Copy every entry precisely.

☆ ☆ ☆ ☆

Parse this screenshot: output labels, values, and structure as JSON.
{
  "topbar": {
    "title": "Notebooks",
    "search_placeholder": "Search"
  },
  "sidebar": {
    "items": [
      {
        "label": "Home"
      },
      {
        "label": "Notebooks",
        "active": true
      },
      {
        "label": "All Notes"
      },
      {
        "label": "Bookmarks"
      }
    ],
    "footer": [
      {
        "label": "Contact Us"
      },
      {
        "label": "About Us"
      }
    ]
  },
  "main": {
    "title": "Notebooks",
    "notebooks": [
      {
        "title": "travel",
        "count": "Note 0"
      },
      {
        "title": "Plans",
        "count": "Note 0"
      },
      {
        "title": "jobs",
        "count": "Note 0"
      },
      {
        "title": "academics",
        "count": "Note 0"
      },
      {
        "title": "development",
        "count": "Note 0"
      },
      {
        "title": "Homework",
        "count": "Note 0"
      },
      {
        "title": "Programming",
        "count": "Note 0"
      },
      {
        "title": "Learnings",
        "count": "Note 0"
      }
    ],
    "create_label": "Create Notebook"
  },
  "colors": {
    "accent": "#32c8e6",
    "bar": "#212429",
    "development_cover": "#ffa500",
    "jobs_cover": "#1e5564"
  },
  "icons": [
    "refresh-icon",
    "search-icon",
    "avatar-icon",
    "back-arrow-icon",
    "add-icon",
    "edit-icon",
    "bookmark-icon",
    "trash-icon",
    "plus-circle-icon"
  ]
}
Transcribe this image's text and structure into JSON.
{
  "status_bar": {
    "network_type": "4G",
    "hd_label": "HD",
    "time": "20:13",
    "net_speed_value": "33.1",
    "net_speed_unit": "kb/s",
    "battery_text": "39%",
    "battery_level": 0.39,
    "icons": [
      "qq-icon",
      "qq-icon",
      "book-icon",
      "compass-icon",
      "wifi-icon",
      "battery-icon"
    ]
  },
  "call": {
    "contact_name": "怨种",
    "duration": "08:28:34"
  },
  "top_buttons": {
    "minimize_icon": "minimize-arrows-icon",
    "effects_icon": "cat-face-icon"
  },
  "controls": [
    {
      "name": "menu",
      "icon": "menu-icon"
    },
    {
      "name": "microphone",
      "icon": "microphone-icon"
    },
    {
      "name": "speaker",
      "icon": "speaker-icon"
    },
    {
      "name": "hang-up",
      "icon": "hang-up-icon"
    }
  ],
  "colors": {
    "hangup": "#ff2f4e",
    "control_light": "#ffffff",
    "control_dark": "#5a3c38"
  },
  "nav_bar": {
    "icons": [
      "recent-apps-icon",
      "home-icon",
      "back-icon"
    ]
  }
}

☆ ☆ ☆ ☆

TASK OUTPUT →
Parse this screenshot: output labels, values, and structure as JSON.
{
  "topbar": {
    "title": "Notebooks",
    "search_placeholder": "Search"
  },
  "sidebar": {
    "items": [
      {
        "label": "Home"
      },
      {
        "label": "Notebooks",
        "active": true
      },
      {
        "label": "All Notes"
      },
      {
        "label": "Bookmarks"
      }
    ],
    "footer": [
      {
        "label": "Contact Us"
      },
      {
        "label": "About Us"
      }
    ]
  },
  "main": {
    "title": "Notebooks",
    "notebooks": [
      {
        "title": "travel",
        "count": "Note 0"
      },
      {
        "title": "Plans",
        "count": "Note 0"
      },
      {
        "title": "jobs",
        "count": "Note 0"
      },
      {
        "title": "academics",
        "count": "Note 0"
      },
      {
        "title": "development",
        "count": "Note 0"
      },
      {
        "title": "Homework",
        "count": "Note 0"
      },
      {
        "title": "Programming",
        "count": "Note 0"
      },
      {
        "title": "Learnings",
        "count": "Note 0"
      }
    ],
    "create_label": "Create Notebook"
  },
  "colors": {
    "accent": "#32c8e6",
    "bar": "#212429",
    "development_cover": "#ffa500",
    "jobs_cover": "#1e5564"
  },
  "icons": [
    "refresh-icon",
    "search-icon",
    "avatar-icon",
    "back-arrow-icon",
    "add-icon",
    "edit-icon",
    "bookmark-icon",
    "trash-icon",
    "plus-circle-icon"
  ]
}
Transcribe this image's text and structure into JSON.
{
  "status_bar": {
    "network_type": "4G",
    "hd_label": "HD",
    "time": "20:13",
    "net_speed_value": "33.1",
    "net_speed_unit": "kb/s",
    "battery_text": "39%",
    "battery_level": 0.39,
    "icons": [
      "qq-icon",
      "qq-icon",
      "book-icon",
      "compass-icon",
      "wifi-icon",
      "battery-icon"
    ]
  },
  "call": {
    "contact_name": "怨种",
    "duration": "08:28:34"
  },
  "top_buttons": {
    "minimize_icon": "minimize-arrows-icon",
    "effects_icon": "cat-face-icon"
  },
  "controls": [
    {
      "name": "menu",
      "icon": "menu-icon"
    },
    {
      "name": "microphone",
      "icon": "microphone-icon"
    },
    {
      "name": "speaker",
      "icon": "speaker-icon"
    },
    {
      "name": "hang-up",
      "icon": "hang-up-icon"
    }
  ],
  "colors": {
    "hangup": "#ff2f4e",
    "control_light": "#ffffff",
    "control_dark": "#5a3c38"
  },
  "nav_bar": {
    "icons": [
      "recent-apps-icon",
      "home-icon",
      "back-icon"
    ]
  }
}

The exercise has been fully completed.